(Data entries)
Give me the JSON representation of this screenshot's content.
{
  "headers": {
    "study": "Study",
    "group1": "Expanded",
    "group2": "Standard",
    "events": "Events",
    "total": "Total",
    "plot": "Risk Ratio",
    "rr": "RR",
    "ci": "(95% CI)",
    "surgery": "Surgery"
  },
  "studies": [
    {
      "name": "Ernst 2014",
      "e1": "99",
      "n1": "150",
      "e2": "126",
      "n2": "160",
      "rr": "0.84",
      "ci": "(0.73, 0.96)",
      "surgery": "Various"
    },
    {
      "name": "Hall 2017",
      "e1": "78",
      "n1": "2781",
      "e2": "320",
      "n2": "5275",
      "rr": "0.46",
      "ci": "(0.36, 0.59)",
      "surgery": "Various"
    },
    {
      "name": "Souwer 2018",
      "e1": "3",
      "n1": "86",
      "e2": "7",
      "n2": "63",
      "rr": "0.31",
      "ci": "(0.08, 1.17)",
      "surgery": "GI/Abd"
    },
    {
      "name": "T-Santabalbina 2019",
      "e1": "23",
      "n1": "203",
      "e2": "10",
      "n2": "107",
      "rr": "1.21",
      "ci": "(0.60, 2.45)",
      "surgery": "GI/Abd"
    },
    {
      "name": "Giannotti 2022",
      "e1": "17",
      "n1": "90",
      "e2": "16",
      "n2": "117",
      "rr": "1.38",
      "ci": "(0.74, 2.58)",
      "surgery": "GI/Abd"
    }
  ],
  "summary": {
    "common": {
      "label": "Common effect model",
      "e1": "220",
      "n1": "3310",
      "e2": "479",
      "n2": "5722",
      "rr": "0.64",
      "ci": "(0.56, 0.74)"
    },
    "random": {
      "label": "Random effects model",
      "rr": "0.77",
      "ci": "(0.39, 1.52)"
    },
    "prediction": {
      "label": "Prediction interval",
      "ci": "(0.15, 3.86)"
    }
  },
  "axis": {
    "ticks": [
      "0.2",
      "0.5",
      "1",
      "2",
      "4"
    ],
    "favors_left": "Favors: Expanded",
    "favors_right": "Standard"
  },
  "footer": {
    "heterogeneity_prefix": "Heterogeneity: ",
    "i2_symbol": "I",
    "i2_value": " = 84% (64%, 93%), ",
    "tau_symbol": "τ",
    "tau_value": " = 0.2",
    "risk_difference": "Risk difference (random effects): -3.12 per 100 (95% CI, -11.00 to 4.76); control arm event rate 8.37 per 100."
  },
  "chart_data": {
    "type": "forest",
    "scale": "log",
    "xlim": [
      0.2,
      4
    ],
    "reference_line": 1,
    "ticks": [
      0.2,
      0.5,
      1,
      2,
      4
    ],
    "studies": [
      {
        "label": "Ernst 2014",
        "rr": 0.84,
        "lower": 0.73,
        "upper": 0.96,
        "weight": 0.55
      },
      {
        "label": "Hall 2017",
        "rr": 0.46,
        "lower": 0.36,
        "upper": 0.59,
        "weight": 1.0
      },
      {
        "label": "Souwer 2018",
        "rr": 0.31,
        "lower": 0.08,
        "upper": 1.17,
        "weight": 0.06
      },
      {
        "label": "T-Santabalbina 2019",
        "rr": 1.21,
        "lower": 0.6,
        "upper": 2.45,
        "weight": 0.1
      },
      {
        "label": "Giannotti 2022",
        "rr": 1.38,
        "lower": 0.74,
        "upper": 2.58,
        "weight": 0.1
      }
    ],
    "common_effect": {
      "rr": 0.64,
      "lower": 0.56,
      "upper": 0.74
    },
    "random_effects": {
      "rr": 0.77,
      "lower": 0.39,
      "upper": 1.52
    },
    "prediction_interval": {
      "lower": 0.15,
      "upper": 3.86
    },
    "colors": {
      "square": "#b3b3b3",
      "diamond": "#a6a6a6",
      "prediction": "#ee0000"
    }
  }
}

EXERCISE INSTRUCTIONS: Copy out the whole listing exactly as written.

ANSWER IN FULL:
Give me the JSON representation of this screenshot's content.
{
  "headers": {
    "study": "Study",
    "group1": "Expanded",
    "group2": "Standard",
    "events": "Events",
    "total": "Total",
    "plot": "Risk Ratio",
    "rr": "RR",
    "ci": "(95% CI)",
    "surgery": "Surgery"
  },
  "studies": [
    {
      "name": "Ernst 2014",
      "e1": "99",
      "n1": "150",
      "e2": "126",
      "n2": "160",
      "rr": "0.84",
      "ci": "(0.73, 0.96)",
      "surgery": "Various"
    },
    {
      "name": "Hall 2017",
      "e1": "78",
      "n1": "2781",
      "e2": "320",
      "n2": "5275",
      "rr": "0.46",
      "ci": "(0.36, 0.59)",
      "surgery": "Various"
    },
    {
      "name": "Souwer 2018",
      "e1": "3",
      "n1": "86",
      "e2": "7",
      "n2": "63",
      "rr": "0.31",
      "ci": "(0.08, 1.17)",
      "surgery": "GI/Abd"
    },
    {
      "name": "T-Santabalbina 2019",
      "e1": "23",
      "n1": "203",
      "e2": "10",
      "n2": "107",
      "rr": "1.21",
      "ci": "(0.60, 2.45)",
      "surgery": "GI/Abd"
    },
    {
      "name": "Giannotti 2022",
      "e1": "17",
      "n1": "90",
      "e2": "16",
      "n2": "117",
      "rr": "1.38",
      "ci": "(0.74, 2.58)",
      "surgery": "GI/Abd"
    }
  ],
  "summary": {
    "common": {
      "label": "Common effect model",
      "e1": "220",
      "n1": "3310",
      "e2": "479",
      "n2": "5722",
      "rr": "0.64",
      "ci": "(0.56, 0.74)"
    },
    "random": {
      "label": "Random effects model",
      "rr": "0.77",
      "ci": "(0.39, 1.52)"
    },
    "prediction": {
      "label": "Prediction interval",
      "ci": "(0.15, 3.86)"
    }
  },
  "axis": {
    "ticks": [
      "0.2",
      "0.5",
      "1",
      "2",
      "4"
    ],
    "favors_left": "Favors: Expanded",
    "favors_right": "Standard"
  },
  "footer": {
    "heterogeneity_prefix": "Heterogeneity: ",
    "i2_symbol": "I",
    "i2_value": " = 84% (64%, 93%), ",
    "tau_symbol": "τ",
    "tau_value": " = 0.2",
    "risk_difference": "Risk difference (random effects): -3.12 per 100 (95% CI, -11.00 to 4.76); control arm event rate 8.37 per 100."
  },
  "chart_data": {
    "type": "forest",
    "scale": "log",
    "xlim": [
      0.2,
      4
    ],
    "reference_line": 1,
    "ticks": [
      0.2,
      0.5,
      1,
      2,
      4
    ],
    "studies": [
      {
        "label": "Ernst 2014",
        "rr": 0.84,
        "lower": 0.73,
        "upper": 0.96,
        "weight": 0.55
      },
      {
        "label": "Hall 2017",
        "rr": 0.46,
        "lower": 0.36,
        "upper": 0.59,
        "weight": 1.0
      },
      {
        "label": "Souwer 2018",
        "rr": 0.31,
        "lower": 0.08,
        "upper": 1.17,
        "weight": 0.06
      },
      {
        "label": "T-Santabalbina 2019",
        "rr": 1.21,
        "lower": 0.6,
        "upper": 2.45,
        "weight": 0.1
      },
      {
        "label": "Giannotti 2022",
        "rr": 1.38,
        "lower": 0.74,
        "upper": 2.58,
        "weight": 0.1
      }
    ],
    "common_effect": {
      "rr": 0.64,
      "lower": 0.56,
      "upper": 0.74
    },
    "random_effects": {
      "rr": 0.77,
      "lower": 0.39,
      "upper": 1.52
    },
    "prediction_interval": {
      "lower": 0.15,
      "upper": 3.86
    },
    "colors": {
      "square": "#b3b3b3",
      "diamond": "#a6a6a6",
      "prediction": "#ee0000"
    }
  }
}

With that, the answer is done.